Written problem:
State how many lines contain the string "mean", and write nothing else.

***** Supplied data

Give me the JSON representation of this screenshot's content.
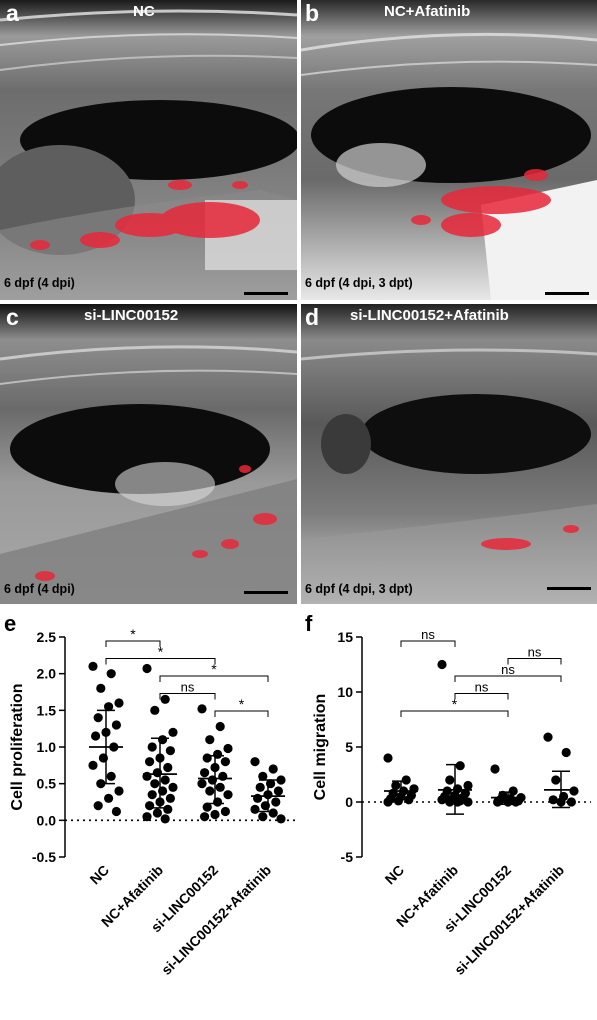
{
  "panels": [
    {
      "letter": "a",
      "title": "NC",
      "caption": "6 dpf (4 dpi)"
    },
    {
      "letter": "b",
      "title": "NC+Afatinib",
      "caption": "6 dpf (4 dpi, 3 dpt)"
    },
    {
      "letter": "c",
      "title": "si-LINC00152",
      "caption": "6 dpf (4 dpi)"
    },
    {
      "letter": "d",
      "title": "si-LINC00152+Afatinib",
      "caption": "6 dpf (4 dpi, 3 dpt)"
    }
  ],
  "colors": {
    "fluorescence": "#e8283a",
    "axis": "#000000"
  },
  "chart_data": [
    {
      "letter": "e",
      "type": "scatter",
      "ylabel": "Cell proliferation",
      "ylim": [
        -0.5,
        2.5
      ],
      "yticks": [
        -0.5,
        0.0,
        0.5,
        1.0,
        1.5,
        2.0,
        2.5
      ],
      "categories": [
        "NC",
        "NC+Afatinib",
        "si-LINC00152",
        "si-LINC00152+Afatinib"
      ],
      "zero_line": true,
      "series": [
        {
          "values": [
            2.1,
            2.0,
            1.8,
            1.6,
            1.55,
            1.4,
            1.3,
            1.2,
            1.15,
            1.0,
            0.85,
            0.75,
            0.6,
            0.5,
            0.4,
            0.3,
            0.2,
            0.12
          ],
          "mean": 1.0,
          "sd_low": 0.5,
          "sd_high": 1.5
        },
        {
          "values": [
            2.07,
            1.65,
            1.5,
            1.2,
            1.1,
            1.0,
            0.95,
            0.85,
            0.8,
            0.72,
            0.65,
            0.6,
            0.55,
            0.5,
            0.45,
            0.4,
            0.35,
            0.3,
            0.25,
            0.2,
            0.15,
            0.1,
            0.05,
            0.02
          ],
          "mean": 0.63,
          "sd_low": 0.17,
          "sd_high": 1.12
        },
        {
          "values": [
            1.52,
            1.28,
            1.1,
            0.98,
            0.9,
            0.85,
            0.8,
            0.72,
            0.65,
            0.6,
            0.55,
            0.5,
            0.45,
            0.4,
            0.35,
            0.25,
            0.18,
            0.12,
            0.08,
            0.05
          ],
          "mean": 0.57,
          "sd_low": 0.23,
          "sd_high": 0.88
        },
        {
          "values": [
            0.8,
            0.7,
            0.6,
            0.55,
            0.5,
            0.45,
            0.4,
            0.35,
            0.3,
            0.25,
            0.2,
            0.15,
            0.1,
            0.05,
            0.02
          ],
          "mean": 0.33,
          "sd_low": 0.12,
          "sd_high": 0.55
        }
      ],
      "comparisons": [
        {
          "from": 0,
          "to": 1,
          "label": "*"
        },
        {
          "from": 0,
          "to": 2,
          "label": "*"
        },
        {
          "from": 1,
          "to": 3,
          "label": "*"
        },
        {
          "from": 1,
          "to": 2,
          "label": "ns"
        },
        {
          "from": 2,
          "to": 3,
          "label": "*"
        }
      ]
    },
    {
      "letter": "f",
      "type": "scatter",
      "ylabel": "Cell migration",
      "ylim": [
        -5,
        15
      ],
      "yticks": [
        -5,
        0,
        5,
        10,
        15
      ],
      "categories": [
        "NC",
        "NC+Afatinib",
        "si-LINC00152",
        "si-LINC00152+Afatinib"
      ],
      "zero_line": true,
      "series": [
        {
          "values": [
            4.0,
            2.0,
            1.5,
            1.2,
            1.0,
            0.8,
            0.6,
            0.5,
            0.3,
            0.2,
            0.1,
            0.0
          ],
          "mean": 1.0,
          "sd_low": 0.2,
          "sd_high": 1.9
        },
        {
          "values": [
            12.5,
            3.3,
            2.0,
            1.5,
            1.2,
            1.0,
            0.8,
            0.6,
            0.5,
            0.4,
            0.3,
            0.2,
            0.1,
            0.0,
            0.0,
            0.0
          ],
          "mean": 1.1,
          "sd_low": -1.1,
          "sd_high": 3.4
        },
        {
          "values": [
            3.0,
            1.0,
            0.6,
            0.4,
            0.3,
            0.2,
            0.1,
            0.0,
            0.0,
            0.0
          ],
          "mean": 0.4,
          "sd_low": -0.2,
          "sd_high": 0.9
        },
        {
          "values": [
            5.9,
            4.5,
            2.0,
            1.0,
            0.5,
            0.2,
            0.0,
            0.0
          ],
          "mean": 1.1,
          "sd_low": -0.5,
          "sd_high": 2.8
        }
      ],
      "comparisons": [
        {
          "from": 0,
          "to": 1,
          "label": "ns"
        },
        {
          "from": 2,
          "to": 3,
          "label": "ns"
        },
        {
          "from": 1,
          "to": 3,
          "label": "ns"
        },
        {
          "from": 1,
          "to": 2,
          "label": "ns"
        },
        {
          "from": 0,
          "to": 2,
          "label": "*"
        }
      ]
    }
  ]
}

**********

Exercise solution:
8